JOB:
Keep only the rows below that contain the string "player", and copy each of them unchanged.

---------- DATA EXCERPTS ----------

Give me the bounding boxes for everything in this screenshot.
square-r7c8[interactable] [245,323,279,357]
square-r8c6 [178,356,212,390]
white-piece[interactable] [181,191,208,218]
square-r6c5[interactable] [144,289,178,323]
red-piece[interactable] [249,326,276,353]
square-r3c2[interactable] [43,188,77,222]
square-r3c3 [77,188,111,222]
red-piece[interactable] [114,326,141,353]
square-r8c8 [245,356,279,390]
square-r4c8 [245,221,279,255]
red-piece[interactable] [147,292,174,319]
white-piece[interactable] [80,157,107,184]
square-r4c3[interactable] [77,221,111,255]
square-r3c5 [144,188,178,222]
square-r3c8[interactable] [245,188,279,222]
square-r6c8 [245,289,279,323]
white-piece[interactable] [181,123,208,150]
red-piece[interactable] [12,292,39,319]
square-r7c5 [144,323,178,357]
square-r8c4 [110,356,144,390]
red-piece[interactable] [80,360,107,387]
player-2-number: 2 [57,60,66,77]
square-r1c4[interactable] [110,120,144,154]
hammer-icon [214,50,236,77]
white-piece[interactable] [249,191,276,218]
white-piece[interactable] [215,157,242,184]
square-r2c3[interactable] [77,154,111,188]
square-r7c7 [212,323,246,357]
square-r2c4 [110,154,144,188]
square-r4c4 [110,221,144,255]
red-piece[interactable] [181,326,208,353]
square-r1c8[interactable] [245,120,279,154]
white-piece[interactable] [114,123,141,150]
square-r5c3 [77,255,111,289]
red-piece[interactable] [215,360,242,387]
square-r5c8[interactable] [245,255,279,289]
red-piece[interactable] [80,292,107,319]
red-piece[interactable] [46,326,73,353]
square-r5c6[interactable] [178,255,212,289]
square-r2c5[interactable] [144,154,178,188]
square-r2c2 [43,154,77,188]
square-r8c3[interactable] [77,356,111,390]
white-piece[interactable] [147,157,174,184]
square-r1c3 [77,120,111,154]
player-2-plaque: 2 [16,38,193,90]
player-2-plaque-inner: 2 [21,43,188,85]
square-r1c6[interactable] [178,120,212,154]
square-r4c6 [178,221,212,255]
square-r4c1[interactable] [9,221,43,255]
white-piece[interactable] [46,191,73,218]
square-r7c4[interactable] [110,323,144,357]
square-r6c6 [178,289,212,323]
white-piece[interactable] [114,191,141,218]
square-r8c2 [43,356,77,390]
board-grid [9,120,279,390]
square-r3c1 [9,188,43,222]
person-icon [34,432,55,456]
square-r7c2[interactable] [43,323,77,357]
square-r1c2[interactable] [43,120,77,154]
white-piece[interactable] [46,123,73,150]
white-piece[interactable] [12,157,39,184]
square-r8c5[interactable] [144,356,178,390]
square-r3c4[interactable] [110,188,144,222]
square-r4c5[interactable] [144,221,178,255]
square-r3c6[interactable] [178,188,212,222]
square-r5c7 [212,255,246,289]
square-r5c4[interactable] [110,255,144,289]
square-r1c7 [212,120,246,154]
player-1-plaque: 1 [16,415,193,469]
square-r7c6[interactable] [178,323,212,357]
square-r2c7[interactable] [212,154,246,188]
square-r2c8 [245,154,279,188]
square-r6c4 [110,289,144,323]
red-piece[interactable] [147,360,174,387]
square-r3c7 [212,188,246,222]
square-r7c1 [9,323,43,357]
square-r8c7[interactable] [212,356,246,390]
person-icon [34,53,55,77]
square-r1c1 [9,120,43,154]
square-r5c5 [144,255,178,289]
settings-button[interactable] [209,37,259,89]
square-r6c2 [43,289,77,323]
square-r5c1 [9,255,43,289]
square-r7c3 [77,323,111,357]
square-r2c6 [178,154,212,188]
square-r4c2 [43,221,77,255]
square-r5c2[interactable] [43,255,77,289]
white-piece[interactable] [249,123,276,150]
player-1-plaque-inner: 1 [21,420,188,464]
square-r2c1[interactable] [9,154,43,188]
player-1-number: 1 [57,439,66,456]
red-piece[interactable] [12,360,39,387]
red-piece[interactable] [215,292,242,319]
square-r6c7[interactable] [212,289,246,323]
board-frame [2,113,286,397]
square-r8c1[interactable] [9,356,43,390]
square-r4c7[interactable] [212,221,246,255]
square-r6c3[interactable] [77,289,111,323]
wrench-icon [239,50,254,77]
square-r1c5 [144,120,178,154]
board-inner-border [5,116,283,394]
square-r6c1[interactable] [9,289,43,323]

----------

EXPECTED ANSWER:
player-2-number: 2 [57,60,66,77]
player-2-plaque: 2 [16,38,193,90]
player-2-plaque-inner: 2 [21,43,188,85]
player-1-plaque: 1 [16,415,193,469]
player-1-plaque-inner: 1 [21,420,188,464]
player-1-number: 1 [57,439,66,456]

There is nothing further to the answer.